* _Work to complete_
Tally the lines that hold the word "this" and reply with that figure only.

++++ Supplied records

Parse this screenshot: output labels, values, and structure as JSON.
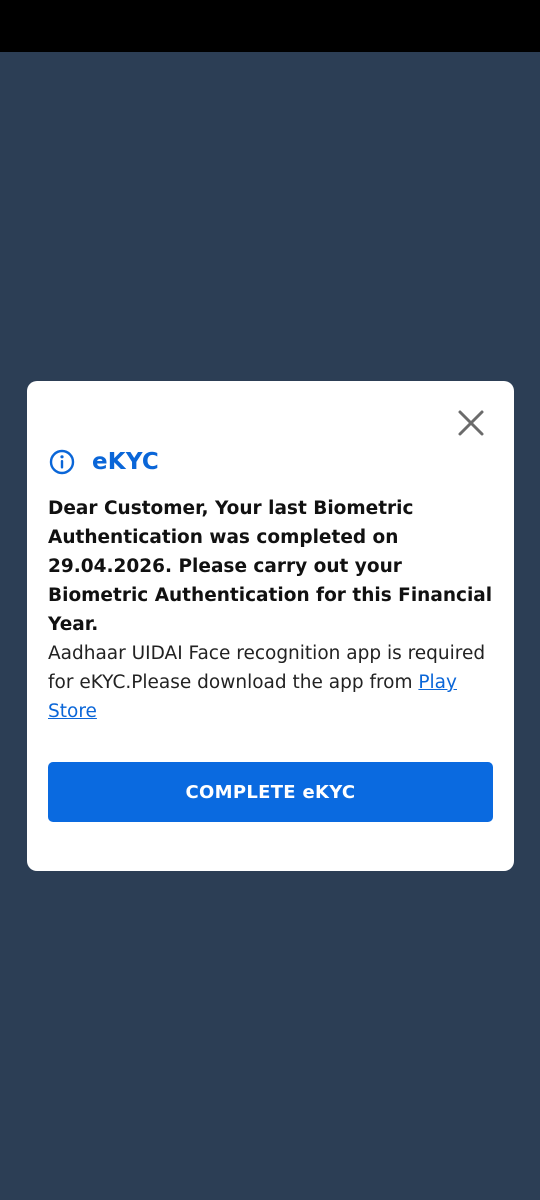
{
  "dialog": {
    "title": "eKYC",
    "title_icon": "info-circle-icon",
    "close_icon": "close-icon",
    "message_bold": "Dear Customer, Your last Biometric Authentication was completed on 29.04.2026. Please carry out your Biometric Authentication for this Financial Year.",
    "message_prefix": "Aadhaar UIDAI Face recognition app is required for eKYC.Please download the app from ",
    "link_text": "Play Store",
    "button_label": "COMPLETE eKYC"
  },
  "colors": {
    "background": "#2c3e55",
    "status_bar": "#000000",
    "accent": "#0a6ae0",
    "title": "#0a66d8"
  }
}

++++++++

* _Answer in full_
2